§ **Material provided**
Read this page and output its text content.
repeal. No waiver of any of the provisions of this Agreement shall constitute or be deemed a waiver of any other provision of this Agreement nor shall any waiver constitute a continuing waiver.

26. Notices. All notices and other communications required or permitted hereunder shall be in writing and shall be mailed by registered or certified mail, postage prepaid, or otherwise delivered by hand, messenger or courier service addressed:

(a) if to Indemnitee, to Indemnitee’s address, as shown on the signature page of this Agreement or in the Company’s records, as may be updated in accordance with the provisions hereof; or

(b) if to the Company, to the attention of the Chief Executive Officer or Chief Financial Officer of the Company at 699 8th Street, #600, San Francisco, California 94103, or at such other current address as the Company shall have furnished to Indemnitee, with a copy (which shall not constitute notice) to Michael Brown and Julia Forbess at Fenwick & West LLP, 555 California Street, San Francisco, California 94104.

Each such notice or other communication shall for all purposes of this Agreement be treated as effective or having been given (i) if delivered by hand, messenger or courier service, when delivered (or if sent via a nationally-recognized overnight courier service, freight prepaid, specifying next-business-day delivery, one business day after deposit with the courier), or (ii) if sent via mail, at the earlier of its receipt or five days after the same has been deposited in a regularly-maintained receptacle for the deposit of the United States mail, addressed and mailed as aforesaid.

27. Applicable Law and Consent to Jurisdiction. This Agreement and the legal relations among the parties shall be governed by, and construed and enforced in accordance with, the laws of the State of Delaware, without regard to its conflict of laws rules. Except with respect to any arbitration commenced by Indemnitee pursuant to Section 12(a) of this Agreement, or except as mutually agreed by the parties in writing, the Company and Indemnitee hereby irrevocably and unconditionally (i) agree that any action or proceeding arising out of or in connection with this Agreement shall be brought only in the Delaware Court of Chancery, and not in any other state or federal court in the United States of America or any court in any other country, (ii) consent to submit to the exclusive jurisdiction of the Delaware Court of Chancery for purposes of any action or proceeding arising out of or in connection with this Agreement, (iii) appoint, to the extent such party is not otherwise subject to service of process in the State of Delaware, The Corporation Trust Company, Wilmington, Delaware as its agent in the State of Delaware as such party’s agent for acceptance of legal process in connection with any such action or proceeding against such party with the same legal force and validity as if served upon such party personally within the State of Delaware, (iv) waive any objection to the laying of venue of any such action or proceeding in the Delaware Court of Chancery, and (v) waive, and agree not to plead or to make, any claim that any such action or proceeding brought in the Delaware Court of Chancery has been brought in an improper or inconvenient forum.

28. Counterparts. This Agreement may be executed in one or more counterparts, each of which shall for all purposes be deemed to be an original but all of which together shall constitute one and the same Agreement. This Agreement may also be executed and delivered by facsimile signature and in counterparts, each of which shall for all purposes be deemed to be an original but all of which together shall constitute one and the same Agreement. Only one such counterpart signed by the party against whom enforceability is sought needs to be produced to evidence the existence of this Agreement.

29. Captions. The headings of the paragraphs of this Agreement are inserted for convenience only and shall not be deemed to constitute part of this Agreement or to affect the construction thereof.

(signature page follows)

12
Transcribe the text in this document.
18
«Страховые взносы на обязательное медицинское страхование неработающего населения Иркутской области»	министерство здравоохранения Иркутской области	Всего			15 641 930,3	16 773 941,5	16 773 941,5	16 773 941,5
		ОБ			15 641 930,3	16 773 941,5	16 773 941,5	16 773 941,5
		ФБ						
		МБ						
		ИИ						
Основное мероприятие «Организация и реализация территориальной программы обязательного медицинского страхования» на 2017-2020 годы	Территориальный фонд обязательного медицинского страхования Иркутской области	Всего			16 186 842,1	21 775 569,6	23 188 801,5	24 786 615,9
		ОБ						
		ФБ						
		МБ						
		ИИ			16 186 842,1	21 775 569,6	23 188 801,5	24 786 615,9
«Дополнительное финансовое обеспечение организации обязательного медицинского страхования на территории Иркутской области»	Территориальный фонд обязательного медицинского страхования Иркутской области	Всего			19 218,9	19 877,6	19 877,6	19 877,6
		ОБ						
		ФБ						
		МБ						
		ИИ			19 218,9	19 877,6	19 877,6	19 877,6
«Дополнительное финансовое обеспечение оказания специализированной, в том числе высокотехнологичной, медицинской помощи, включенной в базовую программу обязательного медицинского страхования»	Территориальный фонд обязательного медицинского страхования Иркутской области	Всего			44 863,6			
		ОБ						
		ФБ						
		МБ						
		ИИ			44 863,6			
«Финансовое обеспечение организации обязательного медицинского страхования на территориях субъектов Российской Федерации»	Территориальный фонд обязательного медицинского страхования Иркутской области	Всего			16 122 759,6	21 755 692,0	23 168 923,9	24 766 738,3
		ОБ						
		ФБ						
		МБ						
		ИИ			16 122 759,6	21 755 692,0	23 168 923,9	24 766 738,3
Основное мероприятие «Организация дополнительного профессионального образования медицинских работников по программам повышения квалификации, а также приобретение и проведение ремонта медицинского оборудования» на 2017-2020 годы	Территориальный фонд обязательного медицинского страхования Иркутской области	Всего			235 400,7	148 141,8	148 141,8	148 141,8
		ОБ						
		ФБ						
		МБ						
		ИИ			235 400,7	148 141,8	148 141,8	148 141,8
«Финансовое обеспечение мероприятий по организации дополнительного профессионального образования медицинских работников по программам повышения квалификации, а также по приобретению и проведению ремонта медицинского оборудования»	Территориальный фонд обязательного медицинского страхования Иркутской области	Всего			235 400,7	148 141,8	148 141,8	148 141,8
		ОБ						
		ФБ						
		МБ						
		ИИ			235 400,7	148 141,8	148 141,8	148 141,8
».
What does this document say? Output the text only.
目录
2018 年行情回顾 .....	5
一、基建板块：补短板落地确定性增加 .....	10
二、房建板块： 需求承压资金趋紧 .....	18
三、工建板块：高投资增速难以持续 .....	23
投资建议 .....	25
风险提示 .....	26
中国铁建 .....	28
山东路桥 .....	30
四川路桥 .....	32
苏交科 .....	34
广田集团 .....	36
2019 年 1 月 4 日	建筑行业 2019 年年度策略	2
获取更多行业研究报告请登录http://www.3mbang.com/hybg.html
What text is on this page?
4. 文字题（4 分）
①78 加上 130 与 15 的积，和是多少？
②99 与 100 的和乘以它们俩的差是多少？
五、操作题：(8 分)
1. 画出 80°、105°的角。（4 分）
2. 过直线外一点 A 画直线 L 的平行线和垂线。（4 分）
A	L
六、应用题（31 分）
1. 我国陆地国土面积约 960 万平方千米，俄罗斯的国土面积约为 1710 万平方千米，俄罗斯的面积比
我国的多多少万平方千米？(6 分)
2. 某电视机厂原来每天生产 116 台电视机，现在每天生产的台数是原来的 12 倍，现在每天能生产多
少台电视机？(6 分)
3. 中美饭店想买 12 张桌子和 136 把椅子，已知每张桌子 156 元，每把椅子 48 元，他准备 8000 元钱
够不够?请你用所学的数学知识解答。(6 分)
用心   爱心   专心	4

§ **Required work**
Find the word "page" in the data and copy out each line where it turns up.

§ **Exercise response**
Read this page and output its text content.
(a) if to Indemnitee, to Indemnitee’s address, as shown on the signature page of this Agreement or in the Company’s records, as may be updated in accordance with the provisions hereof; or
(signature page follows)
What text is on this page?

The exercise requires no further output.